_Task details_
Where does the string "children" appear in the records? Copy every line that contains it.

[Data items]
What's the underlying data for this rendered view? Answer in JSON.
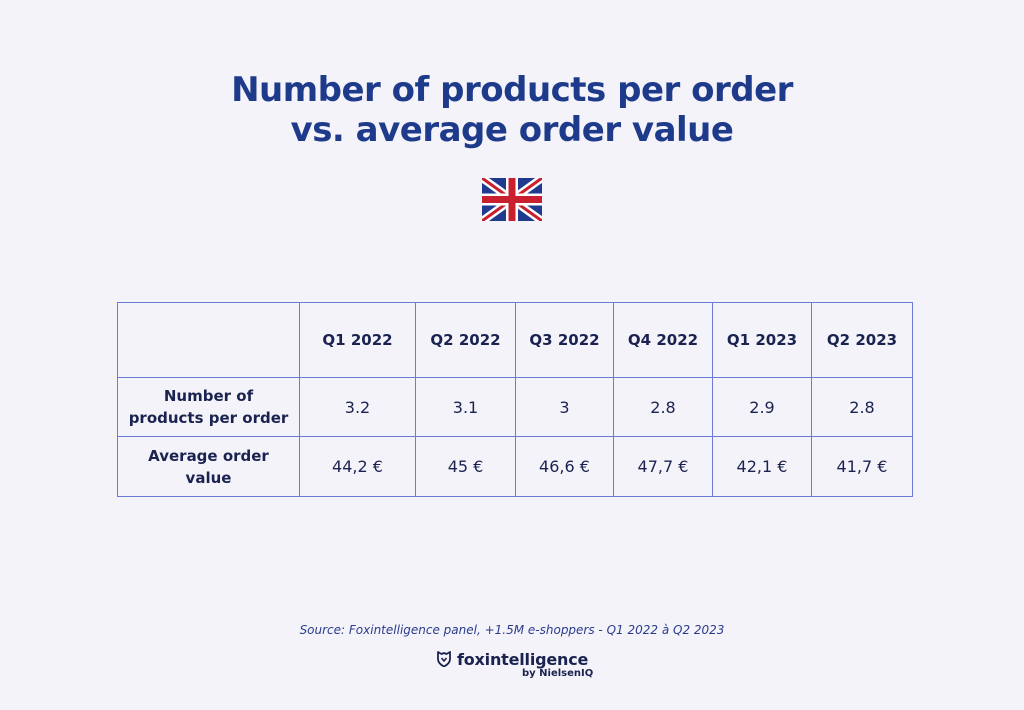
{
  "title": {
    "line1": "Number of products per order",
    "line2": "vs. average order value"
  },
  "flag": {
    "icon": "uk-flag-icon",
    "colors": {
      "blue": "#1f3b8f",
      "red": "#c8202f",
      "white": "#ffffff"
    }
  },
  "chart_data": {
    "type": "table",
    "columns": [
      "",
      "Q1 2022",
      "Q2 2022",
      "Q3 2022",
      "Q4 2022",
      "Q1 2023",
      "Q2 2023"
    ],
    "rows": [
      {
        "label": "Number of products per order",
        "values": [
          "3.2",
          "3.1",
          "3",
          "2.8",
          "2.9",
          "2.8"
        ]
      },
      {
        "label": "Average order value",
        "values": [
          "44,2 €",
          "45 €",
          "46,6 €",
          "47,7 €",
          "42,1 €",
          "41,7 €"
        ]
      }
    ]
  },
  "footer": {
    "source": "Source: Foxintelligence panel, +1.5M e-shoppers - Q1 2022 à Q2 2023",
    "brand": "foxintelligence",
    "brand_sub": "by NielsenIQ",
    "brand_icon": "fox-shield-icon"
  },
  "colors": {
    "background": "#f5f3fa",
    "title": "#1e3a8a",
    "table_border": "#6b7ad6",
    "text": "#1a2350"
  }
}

==

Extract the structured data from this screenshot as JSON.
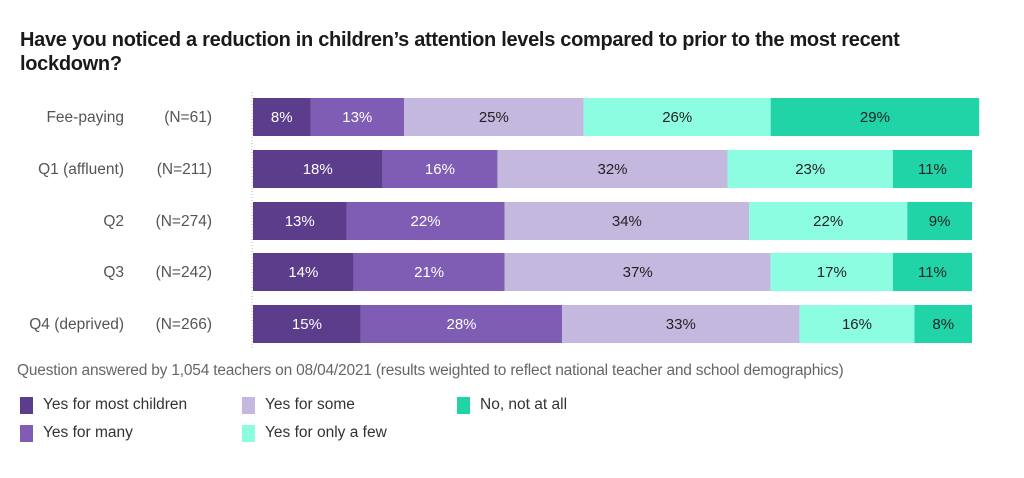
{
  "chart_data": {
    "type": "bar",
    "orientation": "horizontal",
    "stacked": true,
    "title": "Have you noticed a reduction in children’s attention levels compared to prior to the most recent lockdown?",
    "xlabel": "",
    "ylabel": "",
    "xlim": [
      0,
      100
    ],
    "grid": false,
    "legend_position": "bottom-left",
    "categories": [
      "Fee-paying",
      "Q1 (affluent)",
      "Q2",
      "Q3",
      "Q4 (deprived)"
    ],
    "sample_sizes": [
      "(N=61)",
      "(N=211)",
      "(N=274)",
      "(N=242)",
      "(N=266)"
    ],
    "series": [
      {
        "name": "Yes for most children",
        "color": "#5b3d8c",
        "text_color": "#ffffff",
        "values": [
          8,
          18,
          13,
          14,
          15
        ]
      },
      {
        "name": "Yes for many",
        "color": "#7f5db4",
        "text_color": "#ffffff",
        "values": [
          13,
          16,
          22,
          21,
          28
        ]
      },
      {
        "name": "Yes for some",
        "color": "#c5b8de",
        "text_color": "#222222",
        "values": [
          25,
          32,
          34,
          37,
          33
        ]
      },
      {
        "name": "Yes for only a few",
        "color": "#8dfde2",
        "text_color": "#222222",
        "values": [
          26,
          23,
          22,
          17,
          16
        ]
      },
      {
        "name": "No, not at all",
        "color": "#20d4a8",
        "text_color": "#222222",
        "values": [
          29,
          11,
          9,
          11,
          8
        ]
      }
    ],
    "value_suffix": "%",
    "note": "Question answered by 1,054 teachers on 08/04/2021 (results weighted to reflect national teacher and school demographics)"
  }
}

_Task answer_
    "title": "Have you noticed a reduction in children’s attention levels compared to prior to the most recent lockdown?",
        "name": "Yes for most children",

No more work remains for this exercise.